::: ITEMS

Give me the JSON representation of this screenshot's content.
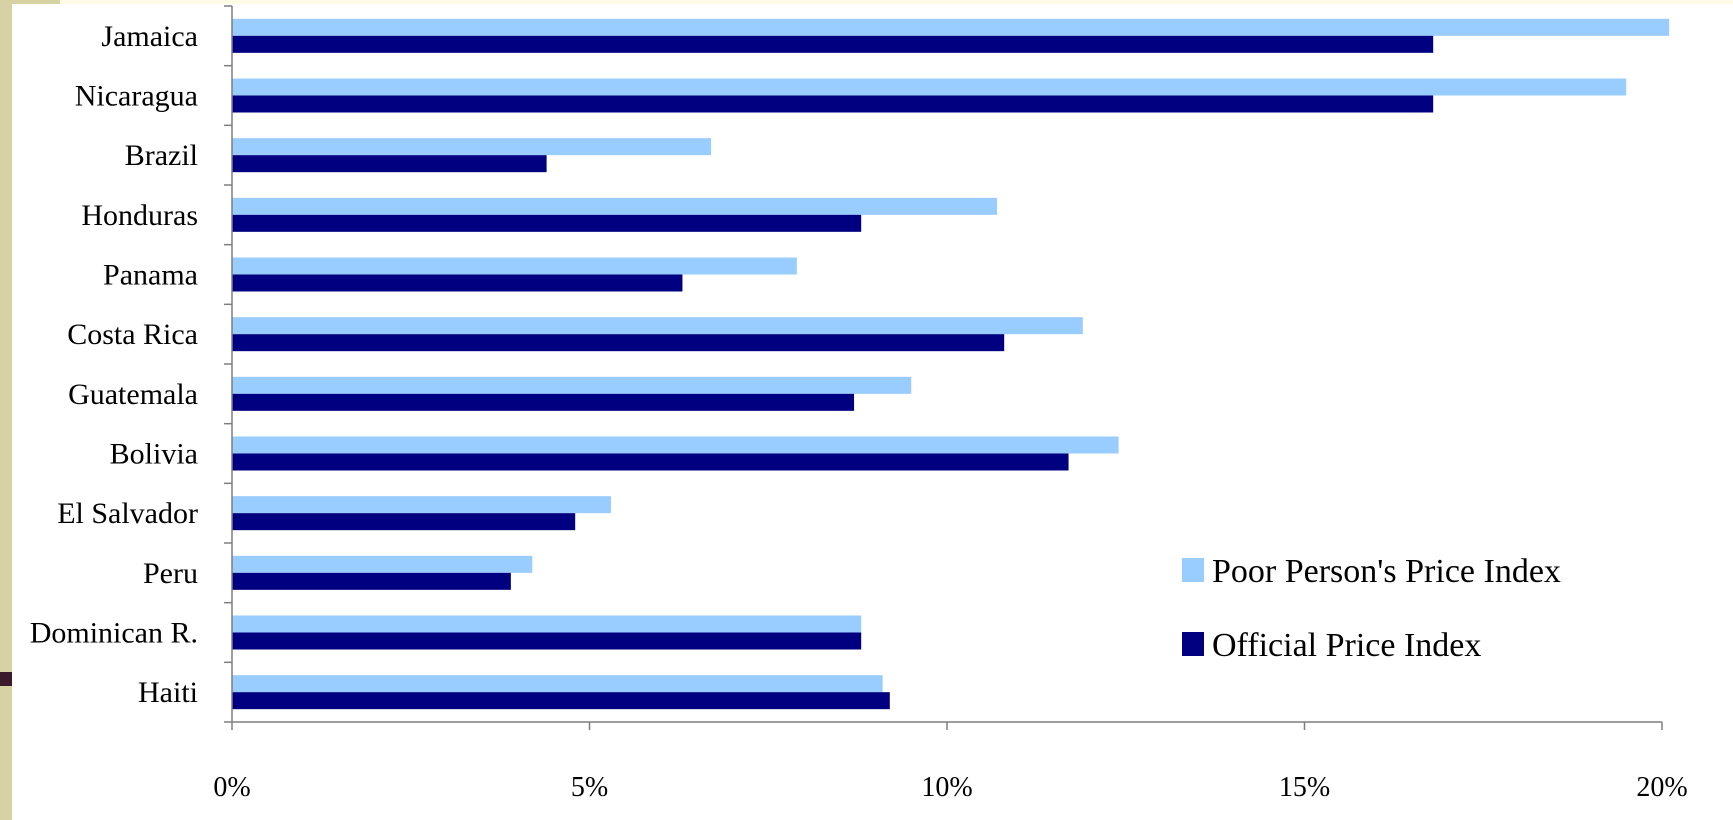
{
  "colors": {
    "poor": "#99ccff",
    "official": "#000080",
    "axis": "#7f7f7f"
  },
  "chart_data": {
    "type": "bar",
    "orientation": "horizontal",
    "categories": [
      "Jamaica",
      "Nicaragua",
      "Brazil",
      "Honduras",
      "Panama",
      "Costa Rica",
      "Guatemala",
      "Bolivia",
      "El Salvador",
      "Peru",
      "Dominican R.",
      "Haiti"
    ],
    "series": [
      {
        "name": "Poor Person's Price Index",
        "values": [
          20.1,
          19.5,
          6.7,
          10.7,
          7.9,
          11.9,
          9.5,
          12.4,
          5.3,
          4.2,
          8.8,
          9.1
        ]
      },
      {
        "name": "Official Price Index",
        "values": [
          16.8,
          16.8,
          4.4,
          8.8,
          6.3,
          10.8,
          8.7,
          11.7,
          4.8,
          3.9,
          8.8,
          9.2
        ]
      }
    ],
    "xlim": [
      0,
      20
    ],
    "xticks": [
      "0%",
      "5%",
      "10%",
      "15%",
      "20%"
    ],
    "xtick_values": [
      0,
      5,
      10,
      15,
      20
    ],
    "grid": false,
    "legend": "right"
  }
}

::::::

Write out every line of the preceding listing that contains "Index".

        "name": "Poor Person's Price Index",
        "name": "Official Price Index",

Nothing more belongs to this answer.